*** Items
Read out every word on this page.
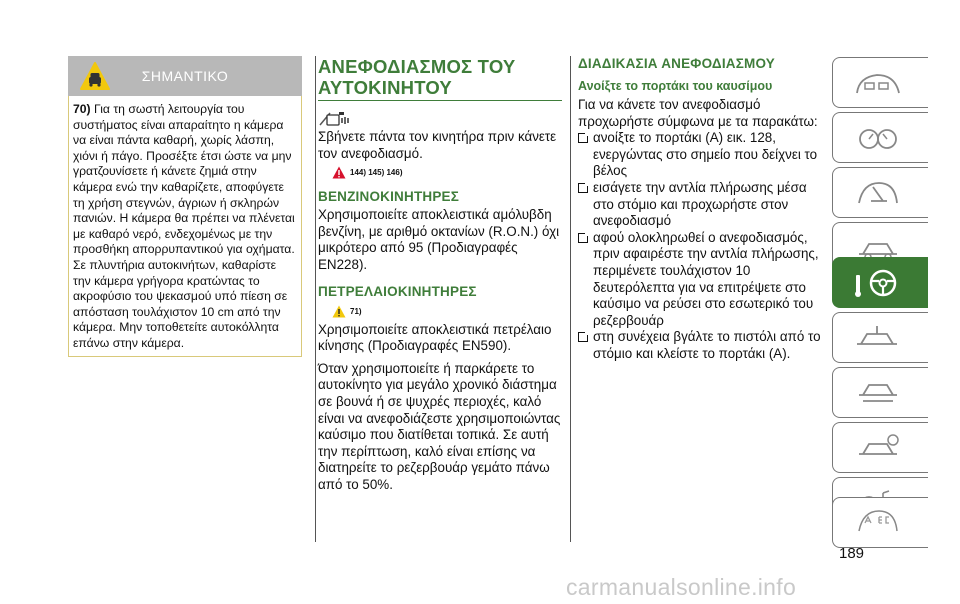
ΣΗΜΑΝΤΙΚΟ
70) Για τη σωστή λειτουργία του συστήματος είναι απαραίτητο η κάμερα να είναι πάντα καθαρή, χωρίς λάσπη, χιόνι ή πάγο. Προσέξτε έτσι ώστε να μην γρατζουνίσετε ή κάνετε ζημιά στην κάμερα ενώ την καθαρίζετε, αποφύγετε τη χρήση στεγνών, άγριων ή σκληρών πανιών. Η κάμερα θα πρέπει να πλένεται με καθαρό νερό, ενδεχομένως με την προσθήκη απορρυπαντικού για οχήματα. Σε πλυντήρια αυτοκινήτων, καθαρίστε την κάμερα γρήγορα κρατώντας το ακροφύσιο του ψεκασμού υπό πίεση σε απόσταση τουλάχιστον 10 cm από την κάμερα. Μην τοποθετείτε αυτοκόλλητα επάνω στην κάμερα.
ΑΝΕΦΟΔΙΑΣΜΟΣ ΤΟΥ ΑΥΤΟΚΙΝΗΤΟΥ
Σβήνετε πάντα τον κινητήρα πριν κάνετε τον ανεφοδιασμό.
144) 145) 146)
ΒΕΝΖΙΝΟΚΙΝΗΤΗΡΕΣ
Χρησιμοποιείτε αποκλειστικά αμόλυβδη βενζίνη, με αριθμό οκτανίων (R.O.N.) όχι μικρότερο από 95 (Προδιαγραφές EN228).
ΠΕΤΡΕΛΑΙΟΚΙΝΗΤΗΡΕΣ
71)
Χρησιμοποιείτε αποκλειστικά πετρέλαιο κίνησης (Προδιαγραφές EN590).
Όταν χρησιμοποιείτε ή παρκάρετε το αυτοκίνητο για μεγάλο χρονικό διάστημα σε βουνά ή σε ψυχρές περιοχές, καλό είναι να ανεφοδιάζεστε χρησιμοποιώντας καύσιμο που διατίθεται τοπικά. Σε αυτή την περίπτωση, καλό είναι επίσης να διατηρείτε το ρεζερβουάρ γεμάτο πάνω από το 50%.
ΔΙΑΔΙΚΑΣΙΑ ΑΝΕΦΟΔΙΑΣΜΟΥ
Ανοίξτε το πορτάκι του καυσίμου
Για να κάνετε τον ανεφοδιασμό προχωρήστε σύμφωνα με τα παρακάτω:
ανοίξτε το πορτάκι (A) εικ. 128, ενεργώντας στο σημείο που δείχνει το βέλος
εισάγετε την αντλία πλήρωσης μέσα στο στόμιο και προχωρήστε στον ανεφοδιασμό
αφού ολοκληρωθεί ο ανεφοδιασμός, πριν αφαιρέστε την αντλία πλήρωσης, περιμένετε τουλάχιστον 10 δευτερόλεπτα για να επιτρέψετε στο καύσιμο να ρεύσει στο εσωτερικό του ρεζερβουάρ
στη συνέχεια βγάλτε το πιστόλι από το στόμιο και κλείστε το πορτάκι (A).
189
carmanualsonline.info
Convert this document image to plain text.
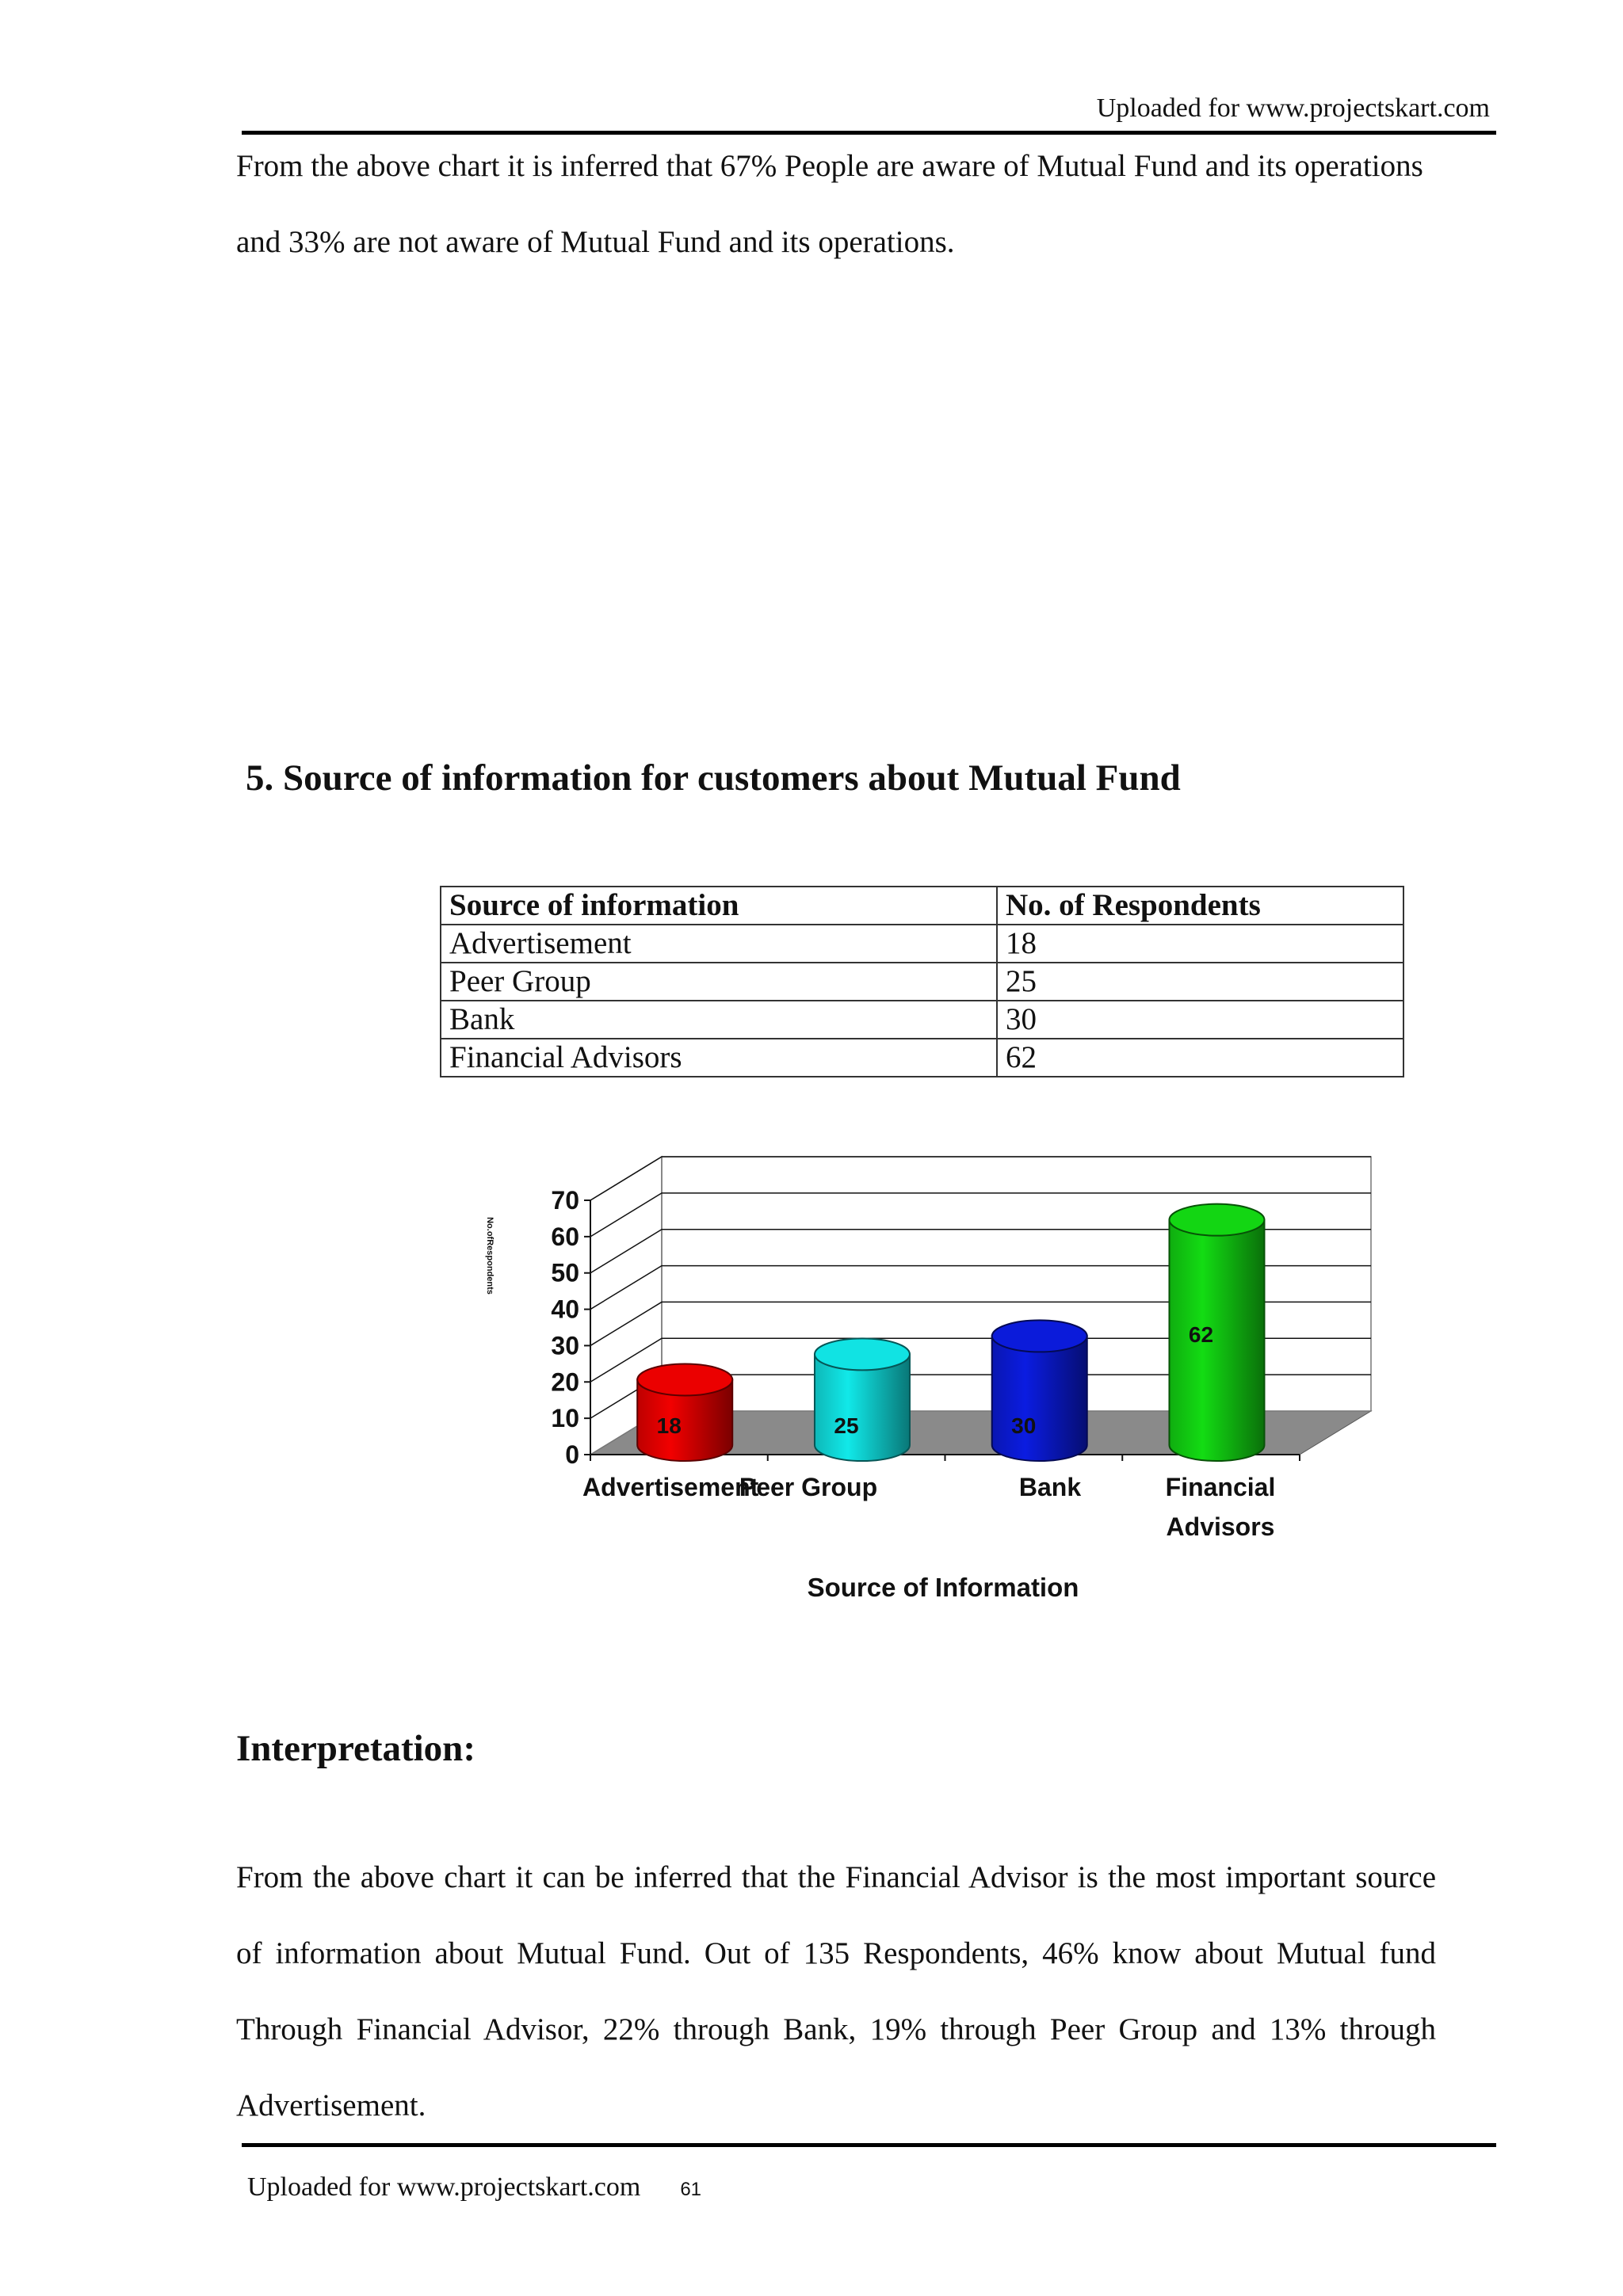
Uploaded for www.projectskart.com

From the above chart it is inferred that 67% People are aware of Mutual Fund and its operations and 33% are not aware of Mutual Fund and its operations.

5. Source of information for customers about Mutual Fund
Source of information	No. of Respondents
Advertisement	18
Peer Group	25
Bank	30
Financial Advisors	62
18	25	30
62
0
10
20
30
40
50
60
70
Advertisement
Peer Group	Bank	Financial Advisors
Source of Information
No.ofRespondents
Interpretation:

From the above chart it can be inferred that the Financial Advisor is the most important source of information about Mutual Fund. Out of 135 Respondents, 46% know about Mutual fund Through Financial Advisor, 22% through Bank, 19% through Peer Group and 13% through Advertisement.

Uploaded for www.projectskart.com 61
******
Goal:
Filter the listing above by the word "Peer"; copy each line that passes.

Correct output:
Peer Group	25
Peer Group	Bank	Financial Advisors
From the above chart it can be inferred that the Financial Advisor is the most important source of information about Mutual Fund. Out of 135 Respondents, 46% know about Mutual fund Through Financial Advisor, 22% through Bank, 19% through Peer Group and 13% through Advertisement.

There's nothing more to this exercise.